* _Work to be completed_:
Go through the entries one line at a time, and gather every line that has the word "Calvin".

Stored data

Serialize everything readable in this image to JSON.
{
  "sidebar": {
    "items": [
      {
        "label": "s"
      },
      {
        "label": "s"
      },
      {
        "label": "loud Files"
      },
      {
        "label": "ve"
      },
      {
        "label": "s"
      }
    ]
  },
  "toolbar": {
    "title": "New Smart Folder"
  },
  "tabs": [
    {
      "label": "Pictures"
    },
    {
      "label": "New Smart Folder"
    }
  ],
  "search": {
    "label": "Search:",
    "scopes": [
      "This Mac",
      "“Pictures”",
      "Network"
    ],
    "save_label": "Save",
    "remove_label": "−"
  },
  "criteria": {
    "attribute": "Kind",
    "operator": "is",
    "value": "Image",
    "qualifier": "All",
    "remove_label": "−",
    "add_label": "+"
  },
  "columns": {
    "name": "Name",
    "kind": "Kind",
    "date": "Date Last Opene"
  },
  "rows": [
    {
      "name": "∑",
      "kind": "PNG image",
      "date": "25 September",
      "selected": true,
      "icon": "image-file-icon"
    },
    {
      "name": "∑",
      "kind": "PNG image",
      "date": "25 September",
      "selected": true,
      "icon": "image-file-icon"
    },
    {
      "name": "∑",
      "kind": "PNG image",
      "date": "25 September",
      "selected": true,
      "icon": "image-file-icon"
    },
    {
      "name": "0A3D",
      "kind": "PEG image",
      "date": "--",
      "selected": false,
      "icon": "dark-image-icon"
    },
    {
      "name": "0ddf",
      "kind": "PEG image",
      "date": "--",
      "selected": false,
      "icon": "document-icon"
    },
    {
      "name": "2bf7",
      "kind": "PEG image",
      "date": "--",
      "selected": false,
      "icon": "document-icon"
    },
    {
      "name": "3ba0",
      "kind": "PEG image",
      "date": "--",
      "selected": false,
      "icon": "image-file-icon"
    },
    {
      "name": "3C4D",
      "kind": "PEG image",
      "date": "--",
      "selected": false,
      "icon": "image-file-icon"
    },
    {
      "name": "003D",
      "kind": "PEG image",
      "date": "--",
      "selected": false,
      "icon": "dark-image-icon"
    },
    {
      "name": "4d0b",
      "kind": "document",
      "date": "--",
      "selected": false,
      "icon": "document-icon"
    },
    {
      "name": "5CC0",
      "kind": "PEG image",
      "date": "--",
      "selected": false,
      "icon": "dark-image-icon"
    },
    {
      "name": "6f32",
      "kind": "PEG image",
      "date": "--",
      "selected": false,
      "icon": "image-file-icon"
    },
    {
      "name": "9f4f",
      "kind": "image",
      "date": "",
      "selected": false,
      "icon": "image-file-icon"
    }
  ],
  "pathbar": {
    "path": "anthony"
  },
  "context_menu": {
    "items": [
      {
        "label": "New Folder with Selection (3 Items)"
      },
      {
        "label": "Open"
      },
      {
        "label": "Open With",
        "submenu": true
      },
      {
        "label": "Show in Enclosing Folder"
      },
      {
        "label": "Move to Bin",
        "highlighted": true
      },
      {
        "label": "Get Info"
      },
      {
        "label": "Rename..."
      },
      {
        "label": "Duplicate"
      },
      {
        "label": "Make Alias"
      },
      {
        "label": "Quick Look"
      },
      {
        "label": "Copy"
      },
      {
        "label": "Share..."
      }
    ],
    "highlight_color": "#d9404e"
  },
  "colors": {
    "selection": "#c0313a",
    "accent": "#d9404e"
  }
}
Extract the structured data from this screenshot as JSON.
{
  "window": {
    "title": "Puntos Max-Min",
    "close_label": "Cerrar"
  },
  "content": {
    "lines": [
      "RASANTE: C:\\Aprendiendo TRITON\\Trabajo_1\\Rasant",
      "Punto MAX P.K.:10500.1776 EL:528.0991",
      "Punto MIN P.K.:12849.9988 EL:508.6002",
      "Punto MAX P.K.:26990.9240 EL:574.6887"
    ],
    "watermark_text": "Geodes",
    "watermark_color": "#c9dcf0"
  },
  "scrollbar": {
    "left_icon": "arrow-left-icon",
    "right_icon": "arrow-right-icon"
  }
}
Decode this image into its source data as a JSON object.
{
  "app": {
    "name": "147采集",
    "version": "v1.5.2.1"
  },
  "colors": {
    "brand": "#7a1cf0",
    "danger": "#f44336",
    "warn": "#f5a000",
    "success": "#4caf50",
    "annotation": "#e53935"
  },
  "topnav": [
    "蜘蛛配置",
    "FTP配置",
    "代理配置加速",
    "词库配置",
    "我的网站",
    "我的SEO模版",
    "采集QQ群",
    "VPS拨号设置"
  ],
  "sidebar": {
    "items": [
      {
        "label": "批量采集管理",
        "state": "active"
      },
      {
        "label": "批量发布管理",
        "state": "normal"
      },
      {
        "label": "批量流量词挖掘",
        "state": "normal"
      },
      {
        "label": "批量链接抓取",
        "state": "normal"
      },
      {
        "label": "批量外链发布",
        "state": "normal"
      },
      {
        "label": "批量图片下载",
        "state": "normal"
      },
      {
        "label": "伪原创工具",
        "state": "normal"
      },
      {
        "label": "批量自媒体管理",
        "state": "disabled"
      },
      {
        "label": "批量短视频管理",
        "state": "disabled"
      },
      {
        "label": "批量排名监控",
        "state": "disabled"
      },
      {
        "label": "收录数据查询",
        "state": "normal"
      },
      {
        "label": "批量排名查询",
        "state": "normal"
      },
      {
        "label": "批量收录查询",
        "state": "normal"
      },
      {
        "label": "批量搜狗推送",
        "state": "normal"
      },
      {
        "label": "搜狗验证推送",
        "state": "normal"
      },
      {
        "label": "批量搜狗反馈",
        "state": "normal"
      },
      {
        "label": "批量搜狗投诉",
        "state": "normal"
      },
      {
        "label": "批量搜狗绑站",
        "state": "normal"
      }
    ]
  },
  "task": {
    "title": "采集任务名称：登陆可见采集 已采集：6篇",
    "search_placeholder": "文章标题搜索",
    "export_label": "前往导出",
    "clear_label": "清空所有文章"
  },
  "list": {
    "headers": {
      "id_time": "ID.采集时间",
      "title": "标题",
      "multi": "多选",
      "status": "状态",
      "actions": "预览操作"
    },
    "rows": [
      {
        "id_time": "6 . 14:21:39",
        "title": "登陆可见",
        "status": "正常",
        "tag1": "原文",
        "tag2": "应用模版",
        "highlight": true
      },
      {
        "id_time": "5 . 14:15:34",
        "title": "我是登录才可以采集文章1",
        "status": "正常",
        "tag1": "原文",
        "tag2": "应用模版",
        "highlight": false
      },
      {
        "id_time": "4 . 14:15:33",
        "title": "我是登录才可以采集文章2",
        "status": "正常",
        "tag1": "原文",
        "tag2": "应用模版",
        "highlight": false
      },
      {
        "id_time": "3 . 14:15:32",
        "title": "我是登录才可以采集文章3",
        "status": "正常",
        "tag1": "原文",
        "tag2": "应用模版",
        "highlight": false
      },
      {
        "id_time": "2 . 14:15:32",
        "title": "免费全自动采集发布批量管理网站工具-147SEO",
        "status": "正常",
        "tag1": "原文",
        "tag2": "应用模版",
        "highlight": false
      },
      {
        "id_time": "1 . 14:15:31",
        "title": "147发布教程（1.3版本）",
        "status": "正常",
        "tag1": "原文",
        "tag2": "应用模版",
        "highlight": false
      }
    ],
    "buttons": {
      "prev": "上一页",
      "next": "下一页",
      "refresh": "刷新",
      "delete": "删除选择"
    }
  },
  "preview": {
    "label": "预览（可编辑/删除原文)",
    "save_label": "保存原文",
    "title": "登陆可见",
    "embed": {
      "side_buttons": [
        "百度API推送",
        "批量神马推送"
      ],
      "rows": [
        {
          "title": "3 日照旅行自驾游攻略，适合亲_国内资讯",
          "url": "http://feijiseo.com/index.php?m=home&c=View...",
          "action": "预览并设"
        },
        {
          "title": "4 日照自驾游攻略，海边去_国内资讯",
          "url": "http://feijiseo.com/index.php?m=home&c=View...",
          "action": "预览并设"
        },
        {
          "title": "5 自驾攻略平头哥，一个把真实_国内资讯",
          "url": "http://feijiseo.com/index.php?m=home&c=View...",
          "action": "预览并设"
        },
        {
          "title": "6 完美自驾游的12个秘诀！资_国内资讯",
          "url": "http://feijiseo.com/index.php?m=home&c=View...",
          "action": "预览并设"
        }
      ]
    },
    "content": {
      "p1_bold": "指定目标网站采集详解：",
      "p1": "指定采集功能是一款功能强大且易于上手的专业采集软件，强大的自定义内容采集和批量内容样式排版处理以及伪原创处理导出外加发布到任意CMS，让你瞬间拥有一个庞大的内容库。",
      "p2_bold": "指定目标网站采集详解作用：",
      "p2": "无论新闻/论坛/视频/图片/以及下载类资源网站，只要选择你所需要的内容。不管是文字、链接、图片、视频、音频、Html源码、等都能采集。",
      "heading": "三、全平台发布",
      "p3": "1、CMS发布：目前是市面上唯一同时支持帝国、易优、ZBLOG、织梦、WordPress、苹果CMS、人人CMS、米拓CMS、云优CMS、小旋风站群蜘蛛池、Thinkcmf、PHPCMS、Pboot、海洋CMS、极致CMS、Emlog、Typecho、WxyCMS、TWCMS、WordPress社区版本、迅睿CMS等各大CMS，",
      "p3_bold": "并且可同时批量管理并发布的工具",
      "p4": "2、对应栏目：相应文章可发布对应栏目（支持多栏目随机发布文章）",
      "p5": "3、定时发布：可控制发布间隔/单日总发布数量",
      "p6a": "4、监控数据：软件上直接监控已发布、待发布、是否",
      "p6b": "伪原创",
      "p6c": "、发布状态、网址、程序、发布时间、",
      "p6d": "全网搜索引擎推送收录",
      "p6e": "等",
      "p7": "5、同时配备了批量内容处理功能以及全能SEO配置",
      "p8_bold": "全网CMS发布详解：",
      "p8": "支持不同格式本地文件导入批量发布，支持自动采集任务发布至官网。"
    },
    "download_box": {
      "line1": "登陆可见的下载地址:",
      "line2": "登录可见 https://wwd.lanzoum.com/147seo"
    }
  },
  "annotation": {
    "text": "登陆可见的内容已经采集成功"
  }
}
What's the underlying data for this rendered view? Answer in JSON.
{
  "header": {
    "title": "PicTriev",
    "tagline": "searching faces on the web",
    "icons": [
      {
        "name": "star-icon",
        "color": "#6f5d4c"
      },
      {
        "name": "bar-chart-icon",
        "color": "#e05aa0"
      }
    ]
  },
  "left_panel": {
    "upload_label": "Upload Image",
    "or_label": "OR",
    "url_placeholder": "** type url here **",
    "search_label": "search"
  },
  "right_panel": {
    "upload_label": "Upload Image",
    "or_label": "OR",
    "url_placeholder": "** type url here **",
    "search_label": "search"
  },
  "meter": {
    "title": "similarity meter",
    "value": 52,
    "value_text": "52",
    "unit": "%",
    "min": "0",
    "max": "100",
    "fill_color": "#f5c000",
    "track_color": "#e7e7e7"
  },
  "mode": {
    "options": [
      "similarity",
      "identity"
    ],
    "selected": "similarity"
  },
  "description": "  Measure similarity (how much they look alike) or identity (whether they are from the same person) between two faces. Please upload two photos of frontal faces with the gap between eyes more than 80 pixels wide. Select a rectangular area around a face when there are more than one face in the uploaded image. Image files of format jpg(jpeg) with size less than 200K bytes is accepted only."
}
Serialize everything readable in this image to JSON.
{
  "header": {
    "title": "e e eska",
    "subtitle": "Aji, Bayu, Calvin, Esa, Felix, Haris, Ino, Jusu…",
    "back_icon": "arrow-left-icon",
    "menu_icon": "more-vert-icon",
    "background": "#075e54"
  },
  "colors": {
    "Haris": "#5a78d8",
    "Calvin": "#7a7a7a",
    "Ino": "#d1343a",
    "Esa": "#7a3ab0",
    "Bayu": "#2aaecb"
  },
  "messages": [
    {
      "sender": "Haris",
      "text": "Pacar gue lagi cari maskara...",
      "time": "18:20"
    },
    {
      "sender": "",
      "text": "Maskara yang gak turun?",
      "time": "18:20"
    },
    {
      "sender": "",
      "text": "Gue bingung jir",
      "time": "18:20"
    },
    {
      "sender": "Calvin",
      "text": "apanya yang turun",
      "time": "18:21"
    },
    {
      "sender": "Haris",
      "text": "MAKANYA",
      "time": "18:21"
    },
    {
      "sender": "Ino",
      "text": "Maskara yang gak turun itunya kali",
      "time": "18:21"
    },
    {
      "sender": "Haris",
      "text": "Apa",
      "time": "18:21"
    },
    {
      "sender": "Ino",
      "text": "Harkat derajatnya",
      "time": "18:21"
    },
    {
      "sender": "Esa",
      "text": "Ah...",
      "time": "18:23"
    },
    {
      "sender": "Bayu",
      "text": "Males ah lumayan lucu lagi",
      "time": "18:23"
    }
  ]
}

* _Completed task_:
    "subtitle": "Aji, Bayu, Calvin, Esa, Felix, Haris, Ino, Jusu…",
    "Calvin": "#7a7a7a",
      "sender": "Calvin",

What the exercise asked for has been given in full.